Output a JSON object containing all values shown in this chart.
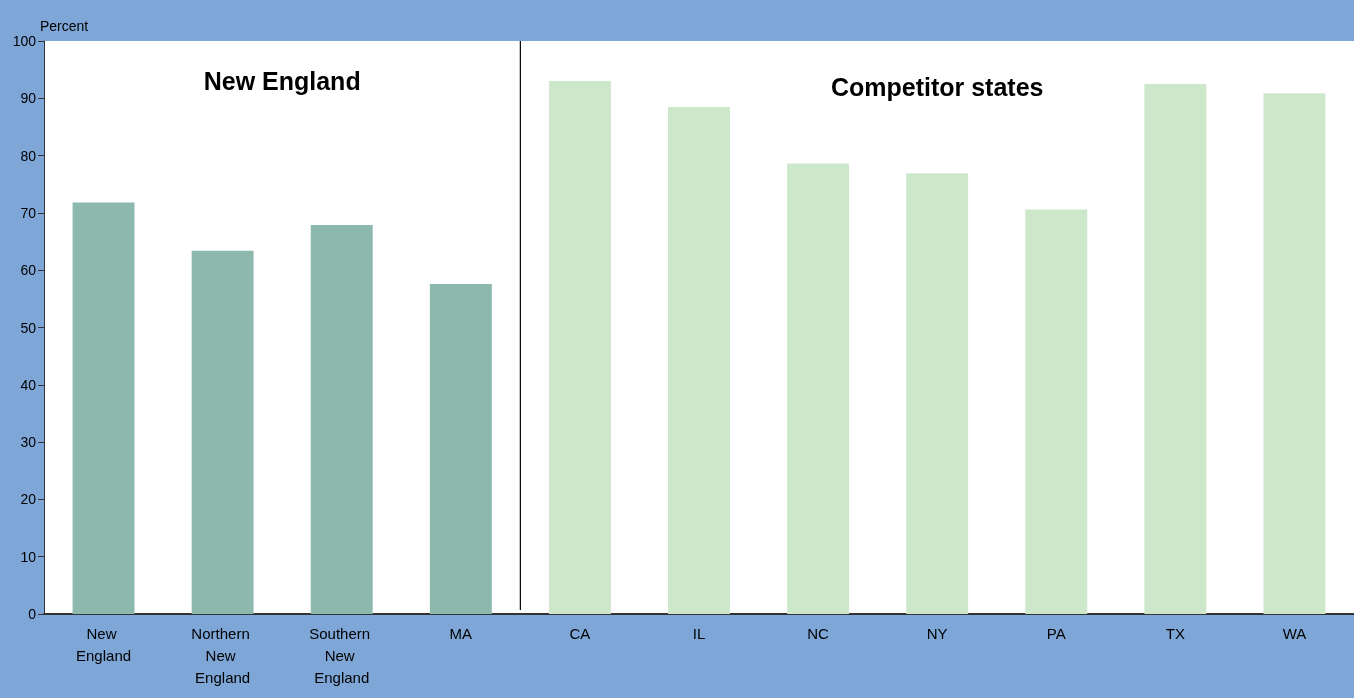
{
  "chart_data": {
    "type": "bar",
    "ylabel": "Percent",
    "categories": [
      "New England",
      "Northern New England",
      "Southern New England",
      "MA",
      "CA",
      "IL",
      "NC",
      "NY",
      "PA",
      "TX",
      "WA"
    ],
    "values": [
      71.8,
      63.4,
      67.9,
      57.6,
      93.0,
      88.5,
      78.6,
      76.9,
      70.6,
      92.5,
      90.9
    ],
    "colors": [
      "#8db8ad",
      "#8db8ad",
      "#8db8ad",
      "#8db8ad",
      "#cde7cb",
      "#cde7cb",
      "#cde7cb",
      "#cde7cb",
      "#cde7cb",
      "#cde7cb",
      "#cde7cb"
    ],
    "ylim": [
      0,
      100
    ],
    "yticks": [
      0,
      10,
      20,
      30,
      40,
      50,
      60,
      70,
      80,
      90,
      100
    ],
    "annotations": [
      "New England",
      "Competitor states"
    ],
    "grid": false
  }
}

• _PROMPT_
Print all the records again exactly; do not include any picture.

• _RESPONSE TO THE EXERCISE_
Output a JSON object containing all values shown in this chart.
{
  "chart_data": {
    "type": "bar",
    "ylabel": "Percent",
    "categories": [
      "New England",
      "Northern New England",
      "Southern New England",
      "MA",
      "CA",
      "IL",
      "NC",
      "NY",
      "PA",
      "TX",
      "WA"
    ],
    "values": [
      71.8,
      63.4,
      67.9,
      57.6,
      93.0,
      88.5,
      78.6,
      76.9,
      70.6,
      92.5,
      90.9
    ],
    "colors": [
      "#8db8ad",
      "#8db8ad",
      "#8db8ad",
      "#8db8ad",
      "#cde7cb",
      "#cde7cb",
      "#cde7cb",
      "#cde7cb",
      "#cde7cb",
      "#cde7cb",
      "#cde7cb"
    ],
    "ylim": [
      0,
      100
    ],
    "yticks": [
      0,
      10,
      20,
      30,
      40,
      50,
      60,
      70,
      80,
      90,
      100
    ],
    "annotations": [
      "New England",
      "Competitor states"
    ],
    "grid": false
  }
}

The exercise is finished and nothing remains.